◆ **Instruction**
Set down word for word the part of the home retrofitting article below, starting with "That’s when you" and going on through "full home retrofit.".

When a member of your family is sick, you probably call the doctor. But what about when your home is sick? Who ya gonna call? Ghostbusters is probably not an option, but invisible house issues need to be dealt with.

A house might be considered “sick” if it never seems warm enough, cool enough or maybe has utility bills that are sky high.

That’s when you want to call in a specialist in sustainable home retrofitting. It’s a relatively new field, although bits and pieces of the industry have been around for a while, just not under one roof, so to speak.

Mike Rogers, senior vice president of GreenHomes America in Syracuse, N.Y. and Irvine, Ca., calls it one-stop shopping. And more and more companies are emerging that can handle the multitude of tasks required for a full home retrofit.

The timing seems right. In addition to advising clients, these “home performance” companies install systems such as solar panels and high efficiency furnaces that qualify for handsome tax rebates under the stimulus bill just passed by Congress.

Getting Started

Third party/independent energy audits or assessments can be a good starting point, says Rogers. But once the auditor has made his or her recommendations, where does the homeowner go from there?

“An assessment might recommend three different repairs involving three different trades. The homeowner must then go through the process of taking bids. And then how do you know which contractor is the best for the job?” says Rogers, who onced worked for the Environmental Protection Agency and helped create the EPA’s Home Performance with ENERGY STAR program.

His company provides the solution by working through the entire process, from assessment through installation, much like a remodeling contractor would, but with the emphasis on energy systems.

Matt Golden, founder of Sustainable Spaces, a home performance testing and retrofitting company in San Francisco, operates under a similar business model.

His company takes what the founder calls “a holistic approach” to home improvements, looking at the entire building before embarking on energy efficient repairs which they do themselves.

◆ **Entries provided**
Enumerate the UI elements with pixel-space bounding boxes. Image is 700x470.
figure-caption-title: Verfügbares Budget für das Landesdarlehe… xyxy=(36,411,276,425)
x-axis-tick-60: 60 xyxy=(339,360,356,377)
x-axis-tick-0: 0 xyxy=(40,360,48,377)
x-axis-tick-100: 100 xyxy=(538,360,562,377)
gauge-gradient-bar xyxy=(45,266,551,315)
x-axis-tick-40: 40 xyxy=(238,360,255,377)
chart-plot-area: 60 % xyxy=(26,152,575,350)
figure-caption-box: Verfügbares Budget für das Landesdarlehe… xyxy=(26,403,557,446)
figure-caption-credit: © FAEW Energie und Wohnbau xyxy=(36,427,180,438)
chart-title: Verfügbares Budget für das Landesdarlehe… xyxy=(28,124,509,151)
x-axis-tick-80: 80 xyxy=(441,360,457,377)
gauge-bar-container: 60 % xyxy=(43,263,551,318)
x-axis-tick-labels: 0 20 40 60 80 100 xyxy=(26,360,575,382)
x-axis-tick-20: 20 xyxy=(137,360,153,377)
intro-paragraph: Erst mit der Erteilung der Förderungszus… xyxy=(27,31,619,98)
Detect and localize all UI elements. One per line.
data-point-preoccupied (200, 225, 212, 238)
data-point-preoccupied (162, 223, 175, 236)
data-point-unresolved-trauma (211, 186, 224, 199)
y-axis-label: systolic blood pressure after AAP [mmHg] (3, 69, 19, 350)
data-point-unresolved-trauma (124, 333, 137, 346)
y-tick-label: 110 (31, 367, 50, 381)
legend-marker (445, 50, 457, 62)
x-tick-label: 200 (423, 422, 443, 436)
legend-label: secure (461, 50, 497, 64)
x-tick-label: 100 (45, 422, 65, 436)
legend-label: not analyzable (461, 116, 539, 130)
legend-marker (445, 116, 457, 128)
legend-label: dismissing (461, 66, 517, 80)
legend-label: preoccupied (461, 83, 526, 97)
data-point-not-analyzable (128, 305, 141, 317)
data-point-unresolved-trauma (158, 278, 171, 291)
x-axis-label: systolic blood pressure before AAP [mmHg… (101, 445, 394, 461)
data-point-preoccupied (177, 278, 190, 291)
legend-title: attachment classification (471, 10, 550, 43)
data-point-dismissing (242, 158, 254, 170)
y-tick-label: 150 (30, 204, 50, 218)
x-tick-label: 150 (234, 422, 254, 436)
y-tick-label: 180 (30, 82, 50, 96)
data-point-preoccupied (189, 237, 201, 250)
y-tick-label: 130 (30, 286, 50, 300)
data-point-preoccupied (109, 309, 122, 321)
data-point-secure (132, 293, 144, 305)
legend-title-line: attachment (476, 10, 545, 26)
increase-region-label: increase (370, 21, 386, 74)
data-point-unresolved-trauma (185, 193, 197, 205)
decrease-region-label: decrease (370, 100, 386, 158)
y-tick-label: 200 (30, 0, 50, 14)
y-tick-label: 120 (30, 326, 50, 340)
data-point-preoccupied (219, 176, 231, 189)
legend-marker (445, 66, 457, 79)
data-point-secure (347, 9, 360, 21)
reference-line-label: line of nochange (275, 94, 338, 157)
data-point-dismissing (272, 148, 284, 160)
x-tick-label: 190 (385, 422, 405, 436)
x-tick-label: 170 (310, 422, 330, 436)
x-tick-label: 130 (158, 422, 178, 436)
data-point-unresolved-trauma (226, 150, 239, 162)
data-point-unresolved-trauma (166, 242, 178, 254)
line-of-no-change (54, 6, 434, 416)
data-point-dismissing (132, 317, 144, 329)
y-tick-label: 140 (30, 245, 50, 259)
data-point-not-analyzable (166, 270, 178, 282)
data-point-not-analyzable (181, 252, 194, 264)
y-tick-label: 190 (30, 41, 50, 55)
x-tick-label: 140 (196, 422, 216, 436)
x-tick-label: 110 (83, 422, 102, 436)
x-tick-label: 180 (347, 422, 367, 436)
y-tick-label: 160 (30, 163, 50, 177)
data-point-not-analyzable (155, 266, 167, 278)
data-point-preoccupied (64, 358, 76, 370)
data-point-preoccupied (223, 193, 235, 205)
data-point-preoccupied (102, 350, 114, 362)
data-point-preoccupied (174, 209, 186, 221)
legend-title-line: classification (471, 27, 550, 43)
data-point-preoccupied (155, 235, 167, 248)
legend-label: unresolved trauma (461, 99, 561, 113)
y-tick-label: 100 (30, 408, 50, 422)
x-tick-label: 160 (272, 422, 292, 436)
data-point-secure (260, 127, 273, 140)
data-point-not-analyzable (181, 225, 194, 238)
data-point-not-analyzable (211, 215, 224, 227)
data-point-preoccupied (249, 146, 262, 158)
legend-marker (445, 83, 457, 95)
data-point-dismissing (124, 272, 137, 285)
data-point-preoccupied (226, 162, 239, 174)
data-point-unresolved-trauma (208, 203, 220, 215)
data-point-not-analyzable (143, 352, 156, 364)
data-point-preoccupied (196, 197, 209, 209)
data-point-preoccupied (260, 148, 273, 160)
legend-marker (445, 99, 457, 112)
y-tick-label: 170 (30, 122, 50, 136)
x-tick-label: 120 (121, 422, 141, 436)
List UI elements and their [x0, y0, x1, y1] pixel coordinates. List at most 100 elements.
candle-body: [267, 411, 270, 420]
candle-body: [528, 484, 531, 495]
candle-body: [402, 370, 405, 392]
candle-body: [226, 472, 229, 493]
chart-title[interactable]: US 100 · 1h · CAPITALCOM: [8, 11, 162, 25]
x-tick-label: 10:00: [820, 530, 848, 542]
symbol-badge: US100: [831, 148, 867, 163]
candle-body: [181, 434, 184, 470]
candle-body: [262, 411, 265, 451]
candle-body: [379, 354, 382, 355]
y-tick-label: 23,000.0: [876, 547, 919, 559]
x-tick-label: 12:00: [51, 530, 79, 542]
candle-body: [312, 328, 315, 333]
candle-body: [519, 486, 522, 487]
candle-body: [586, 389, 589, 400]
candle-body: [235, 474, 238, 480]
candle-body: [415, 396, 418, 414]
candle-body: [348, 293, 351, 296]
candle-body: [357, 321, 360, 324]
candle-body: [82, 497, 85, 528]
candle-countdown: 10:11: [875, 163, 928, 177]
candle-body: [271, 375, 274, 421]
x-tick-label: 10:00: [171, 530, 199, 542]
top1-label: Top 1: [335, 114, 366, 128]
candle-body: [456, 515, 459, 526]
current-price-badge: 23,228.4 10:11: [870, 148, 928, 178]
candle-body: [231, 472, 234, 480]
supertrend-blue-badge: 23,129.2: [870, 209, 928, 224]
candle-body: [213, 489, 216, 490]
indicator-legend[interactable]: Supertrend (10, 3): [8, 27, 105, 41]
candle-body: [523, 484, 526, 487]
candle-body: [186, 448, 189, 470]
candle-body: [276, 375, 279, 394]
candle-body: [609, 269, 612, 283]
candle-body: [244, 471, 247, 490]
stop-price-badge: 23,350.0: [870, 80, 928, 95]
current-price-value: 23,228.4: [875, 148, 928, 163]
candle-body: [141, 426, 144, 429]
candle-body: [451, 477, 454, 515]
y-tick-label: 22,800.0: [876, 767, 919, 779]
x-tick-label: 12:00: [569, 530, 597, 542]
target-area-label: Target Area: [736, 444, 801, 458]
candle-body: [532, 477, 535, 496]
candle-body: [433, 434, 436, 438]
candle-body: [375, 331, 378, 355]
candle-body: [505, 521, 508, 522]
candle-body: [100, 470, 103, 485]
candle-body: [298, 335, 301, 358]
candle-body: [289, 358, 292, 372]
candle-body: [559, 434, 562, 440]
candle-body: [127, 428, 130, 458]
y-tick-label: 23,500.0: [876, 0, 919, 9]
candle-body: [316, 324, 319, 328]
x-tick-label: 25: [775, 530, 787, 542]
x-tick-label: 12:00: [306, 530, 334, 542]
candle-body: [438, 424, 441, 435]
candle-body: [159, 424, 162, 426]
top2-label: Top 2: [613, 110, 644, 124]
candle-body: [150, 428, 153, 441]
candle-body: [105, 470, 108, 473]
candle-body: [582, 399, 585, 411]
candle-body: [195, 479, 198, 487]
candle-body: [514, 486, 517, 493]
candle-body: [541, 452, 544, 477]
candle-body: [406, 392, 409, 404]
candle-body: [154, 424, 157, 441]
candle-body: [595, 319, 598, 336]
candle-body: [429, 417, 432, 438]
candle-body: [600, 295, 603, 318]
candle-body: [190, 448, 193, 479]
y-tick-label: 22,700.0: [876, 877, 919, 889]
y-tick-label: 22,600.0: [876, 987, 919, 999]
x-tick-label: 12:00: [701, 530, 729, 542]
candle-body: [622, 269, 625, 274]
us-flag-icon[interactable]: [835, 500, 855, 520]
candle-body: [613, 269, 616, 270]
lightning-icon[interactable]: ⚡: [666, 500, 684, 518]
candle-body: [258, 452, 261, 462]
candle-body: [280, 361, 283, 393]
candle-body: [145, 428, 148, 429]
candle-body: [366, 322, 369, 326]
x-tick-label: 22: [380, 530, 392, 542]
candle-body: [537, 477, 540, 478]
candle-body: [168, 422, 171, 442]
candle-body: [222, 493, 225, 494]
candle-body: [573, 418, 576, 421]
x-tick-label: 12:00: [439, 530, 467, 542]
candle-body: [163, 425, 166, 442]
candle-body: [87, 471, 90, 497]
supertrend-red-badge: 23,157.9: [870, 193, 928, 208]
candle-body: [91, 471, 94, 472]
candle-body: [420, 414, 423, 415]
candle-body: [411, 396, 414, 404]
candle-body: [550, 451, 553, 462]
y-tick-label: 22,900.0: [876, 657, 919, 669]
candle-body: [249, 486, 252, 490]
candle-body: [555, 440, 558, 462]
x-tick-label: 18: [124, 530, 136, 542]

◆ **Solved problem**
That’s when you want to call in a specialist in sustainable home retrofitting. It’s a relatively new field, although bits and pieces of the industry have been around for a while, just not under one roof, so to speak.

Mike Rogers, senior vice president of GreenHomes America in Syracuse, N.Y. and Irvine, Ca., calls it one-stop shopping. And more and more companies are emerging that can handle the multitude of tasks required for a full home retrofit.